Task brief ▸
Render every line of the entries below as a Markdown table with two columns, Row and Entry line, numbering the rows and skipping blank lines. Leave the pictures out of the table.

Data for this task ▸
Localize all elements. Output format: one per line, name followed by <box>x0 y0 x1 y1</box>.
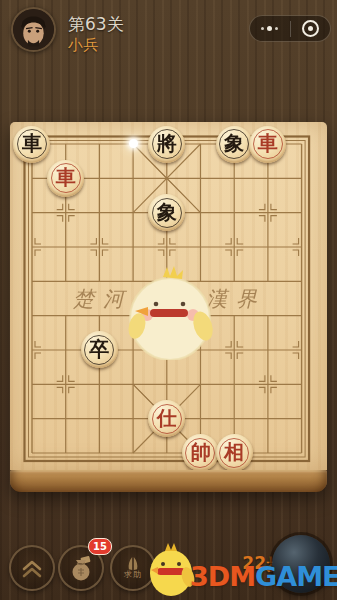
board-surface[interactable]: 楚河 漢界 車將象車車象卒仕帥相 <box>10 122 327 470</box>
piece-glyph: 象 <box>157 202 177 222</box>
avatar-portrait <box>13 9 54 50</box>
piece-red-elephant[interactable]: 相 <box>216 434 253 471</box>
xiangqi-board[interactable]: 楚河 漢界 車將象車車象卒仕帥相 <box>10 122 327 492</box>
piece-grid[interactable]: 車將象車車象卒仕帥相 <box>15 127 318 470</box>
piece-glyph: 車 <box>22 133 42 153</box>
piece-glyph: 象 <box>224 133 244 153</box>
piece-red-advisor[interactable]: 仕 <box>148 400 185 437</box>
piece-glyph: 相 <box>224 442 244 462</box>
chevron-up-icon <box>20 558 44 578</box>
piece-black-general[interactable]: 將 <box>148 126 185 163</box>
app-screen: 第63关 小兵 楚河 漢界 <box>0 0 337 600</box>
piece-glyph: 卒 <box>89 339 109 359</box>
player-avatar[interactable] <box>11 7 56 52</box>
piece-red-chariot[interactable]: 車 <box>249 126 286 163</box>
wechat-capsule <box>249 15 331 42</box>
piece-glyph: 車 <box>258 133 278 153</box>
more-icon <box>261 26 278 31</box>
level-title: 第63关 <box>68 13 124 36</box>
piece-glyph: 車 <box>56 167 76 187</box>
money-bag-icon <box>68 555 94 581</box>
piece-black-elephant[interactable]: 象 <box>216 126 253 163</box>
piece-glyph: 仕 <box>157 408 177 428</box>
close-button[interactable] <box>291 16 331 41</box>
exit-target-icon <box>302 20 319 37</box>
board-edge <box>10 470 327 492</box>
more-button[interactable] <box>250 16 290 41</box>
ask-help-button[interactable]: 求助 <box>110 545 156 591</box>
piece-black-elephant[interactable]: 象 <box>148 194 185 231</box>
piece-red-chariot[interactable]: 車 <box>47 160 84 197</box>
piece-glyph: 將 <box>157 133 177 153</box>
piece-red-general[interactable]: 帥 <box>182 434 219 471</box>
tip-count-badge: 15 <box>88 538 112 555</box>
piece-glyph: 帥 <box>190 442 210 462</box>
move-highlight-dot[interactable] <box>129 139 138 148</box>
rank-label: 小兵 <box>68 36 98 55</box>
piece-black-pawn[interactable]: 卒 <box>81 331 118 368</box>
ask-help-label: 求助 <box>124 569 142 580</box>
collapse-menu-button[interactable] <box>9 545 55 591</box>
dark-sphere-decoration <box>272 535 330 593</box>
piece-black-chariot[interactable]: 車 <box>13 126 50 163</box>
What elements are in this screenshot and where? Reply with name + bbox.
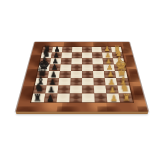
square-d5[interactable] <box>71 71 82 78</box>
square-c6[interactable] <box>58 78 70 86</box>
square-e3[interactable] <box>93 64 104 71</box>
square-b3[interactable] <box>94 86 107 94</box>
square-a7[interactable]: ♟ <box>44 94 58 103</box>
square-a1[interactable]: ♜ <box>119 94 133 103</box>
square-b5[interactable] <box>70 86 82 94</box>
square-c3[interactable] <box>93 78 105 86</box>
square-b4[interactable] <box>82 86 94 94</box>
square-e5[interactable] <box>71 64 82 71</box>
square-d6[interactable] <box>59 71 71 78</box>
square-a2[interactable]: ♟ <box>106 94 120 103</box>
white-rook-a1[interactable]: ♜ <box>120 92 133 102</box>
square-d4[interactable] <box>82 71 93 78</box>
chessboard-scene: ♜♟♟♜♞♟♟♞♝♟♟♝♚♟♟♚♛♟♟♛♝♟♟♝♞♟♟♞♜♟♟♜ <box>27 16 137 126</box>
board-grid: ♜♟♟♜♞♟♟♞♝♟♟♝♚♟♟♚♛♟♟♛♝♟♟♝♞♟♟♞♜♟♟♜ <box>31 47 133 102</box>
square-a5[interactable] <box>69 94 82 103</box>
black-pawn-a7[interactable]: ♟ <box>44 94 57 103</box>
square-c5[interactable] <box>70 78 82 86</box>
black-rook-a8[interactable]: ♜ <box>31 92 44 102</box>
square-a6[interactable] <box>57 94 70 103</box>
square-b6[interactable] <box>58 86 71 94</box>
square-d3[interactable] <box>93 71 105 78</box>
square-a3[interactable] <box>94 94 107 103</box>
white-pawn-a2[interactable]: ♟ <box>107 94 120 103</box>
square-a4[interactable] <box>82 94 95 103</box>
chessboard: ♜♟♟♜♞♟♟♞♝♟♟♝♚♟♟♚♛♟♟♛♝♟♟♝♞♟♟♞♜♟♟♜ <box>16 42 148 112</box>
square-e4[interactable] <box>82 64 93 71</box>
photo-background: ♜♟♟♜♞♟♟♞♝♟♟♝♚♟♟♚♛♟♟♛♝♟♟♝♞♟♟♞♜♟♟♜ <box>0 0 160 160</box>
square-c4[interactable] <box>82 78 94 86</box>
square-e6[interactable] <box>60 64 71 71</box>
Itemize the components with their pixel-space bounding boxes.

Solution to this problem ▸
| Row | Entry line |
|---|---|
| 1 | Localize all elements. Output format: one per line, name followed by <box>x0 y0 x1 y1</box>. |
| 2 | board-surface[interactable]: 楚河 漢界 車將象車車象卒仕帥相 <box>10 122 327 470</box> |
| 3 | piece-glyph: 象 <box>157 202 177 222</box> |
| 4 | avatar-portrait <box>13 9 54 50</box> |
| 5 | piece-red-elephant[interactable]: 相 <box>216 434 253 471</box> |
| 6 | xiangqi-board[interactable]: 楚河 漢界 車將象車車象卒仕帥相 <box>10 122 327 492</box> |
| 7 | piece-grid[interactable]: 車將象車車象卒仕帥相 <box>15 127 318 470</box> |
| 8 | piece-glyph: 車 <box>22 133 42 153</box> |
| 9 | piece-glyph: 象 <box>224 133 244 153</box> |
| 10 | piece-red-advisor[interactable]: 仕 <box>148 400 185 437</box> |
| 11 | piece-glyph: 相 <box>224 442 244 462</box> |
| 12 | chevron-up-icon <box>20 558 44 578</box> |
| 13 | piece-black-general[interactable]: 將 <box>148 126 185 163</box> |
| 14 | app-screen: 第63关 小兵 楚河 漢界 <box>0 0 337 600</box> |
| 15 | piece-glyph: 卒 <box>89 339 109 359</box> |
| 16 | player-avatar[interactable] <box>11 7 56 52</box> |
| 17 | piece-red-chariot[interactable]: 車 <box>249 126 286 163</box> |
| 18 | wechat-capsule <box>249 15 331 42</box> |
| 19 | piece-glyph: 車 <box>258 133 278 153</box> |
| 20 | more-icon <box>261 26 278 31</box> |
| 21 | level-title: 第63关 <box>68 13 124 36</box> |
| 22 | piece-glyph: 車 <box>56 167 76 187</box> |
| 23 | money-bag-icon <box>68 555 94 581</box> |
| 24 | piece-black-elephant[interactable]: 象 <box>216 126 253 163</box> |
| 25 | piece-glyph: 仕 <box>157 408 177 428</box> |
| 26 | close-button[interactable] <box>291 16 331 41</box> |
| 27 | exit-target-icon <box>302 20 319 37</box> |
| 28 | board-edge <box>10 470 327 492</box> |
| 29 | more-button[interactable] <box>250 16 290 41</box> |
| 30 | ask-help-button[interactable]: 求助 <box>110 545 156 591</box> |
| 31 | piece-black-elephant[interactable]: 象 <box>148 194 185 231</box> |
| 32 | piece-red-chariot[interactable]: 車 <box>47 160 84 197</box> |
| 33 | piece-glyph: 將 <box>157 133 177 153</box> |
| 34 | piece-red-general[interactable]: 帥 <box>182 434 219 471</box> |
| 35 | tip-count-badge: 15 <box>88 538 112 555</box> |
| 36 | piece-glyph: 帥 <box>190 442 210 462</box> |
| 37 | move-highlight-dot[interactable] <box>129 139 138 148</box> |
| 38 | rank-label: 小兵 <box>68 36 98 55</box> |
| 39 | piece-black-pawn[interactable]: 卒 <box>81 331 118 368</box> |
| 40 | ask-help-label: 求助 <box>124 569 142 580</box> |
| 41 | collapse-menu-button[interactable] <box>9 545 55 591</box> |
| 42 | dark-sphere-decoration <box>272 535 330 593</box> |
| 43 | piece-black-chariot[interactable]: 車 <box>13 126 50 163</box> |
| 44 | What elements are in this screenshot and where? Reply with name + bbox. |
| 45 | square-d5[interactable] <box>71 71 82 78</box> |
| 46 | square-c6[interactable] <box>58 78 70 86</box> |
| 47 | square-e3[interactable] <box>93 64 104 71</box> |
| 48 | square-b3[interactable] <box>94 86 107 94</box> |
| 49 | square-a7[interactable]: ♟ <box>44 94 58 103</box> |
| 50 | square-a1[interactable]: ♜ <box>119 94 133 103</box> |
| 51 | square-b5[interactable] <box>70 86 82 94</box> |
| 52 | square-c3[interactable] <box>93 78 105 86</box> |
| 53 | square-b4[interactable] <box>82 86 94 94</box> |
| 54 | square-e5[interactable] <box>71 64 82 71</box> |
| 55 | square-d6[interactable] <box>59 71 71 78</box> |
| 56 | square-a2[interactable]: ♟ <box>106 94 120 103</box> |
| 57 | white-rook-a1[interactable]: ♜ <box>120 92 133 102</box> |
| 58 | square-d4[interactable] <box>82 71 93 78</box> |
| 59 | chessboard-scene: ♜♟♟♜♞♟♟♞♝♟♟♝♚♟♟♚♛♟♟♛♝♟♟♝♞♟♟♞♜♟♟♜ <box>27 16 137 126</box> |
| 60 | board-grid: ♜♟♟♜♞♟♟♞♝♟♟♝♚♟♟♚♛♟♟♛♝♟♟♝♞♟♟♞♜♟♟♜ <box>31 47 133 102</box> |
| 61 | square-a5[interactable] <box>69 94 82 103</box> |
| 62 | black-pawn-a7[interactable]: ♟ <box>44 94 57 103</box> |
| 63 | square-c5[interactable] <box>70 78 82 86</box> |
| 64 | black-rook-a8[interactable]: ♜ <box>31 92 44 102</box> |
| 65 | square-a6[interactable] <box>57 94 70 103</box> |
| 66 | square-b6[interactable] <box>58 86 71 94</box> |
| 67 | square-d3[interactable] <box>93 71 105 78</box> |
| 68 | square-a3[interactable] <box>94 94 107 103</box> |
| 69 | white-pawn-a2[interactable]: ♟ <box>107 94 120 103</box> |
| 70 | square-a4[interactable] <box>82 94 95 103</box> |
| 71 | chessboard: ♜♟♟♜♞♟♟♞♝♟♟♝♚♟♟♚♛♟♟♛♝♟♟♝♞♟♟♞♜♟♟♜ <box>16 42 148 112</box> |
| 72 | square-e4[interactable] <box>82 64 93 71</box> |
| 73 | photo-background: ♜♟♟♜♞♟♟♞♝♟♟♝♚♟♟♚♛♟♟♛♝♟♟♝♞♟♟♞♜♟♟♜ <box>0 0 160 160</box> |
| 74 | square-c4[interactable] <box>82 78 94 86</box> |
| 75 | square-e6[interactable] <box>60 64 71 71</box> |
| 76 | Itemize the components with their pixel-space bounding boxes. |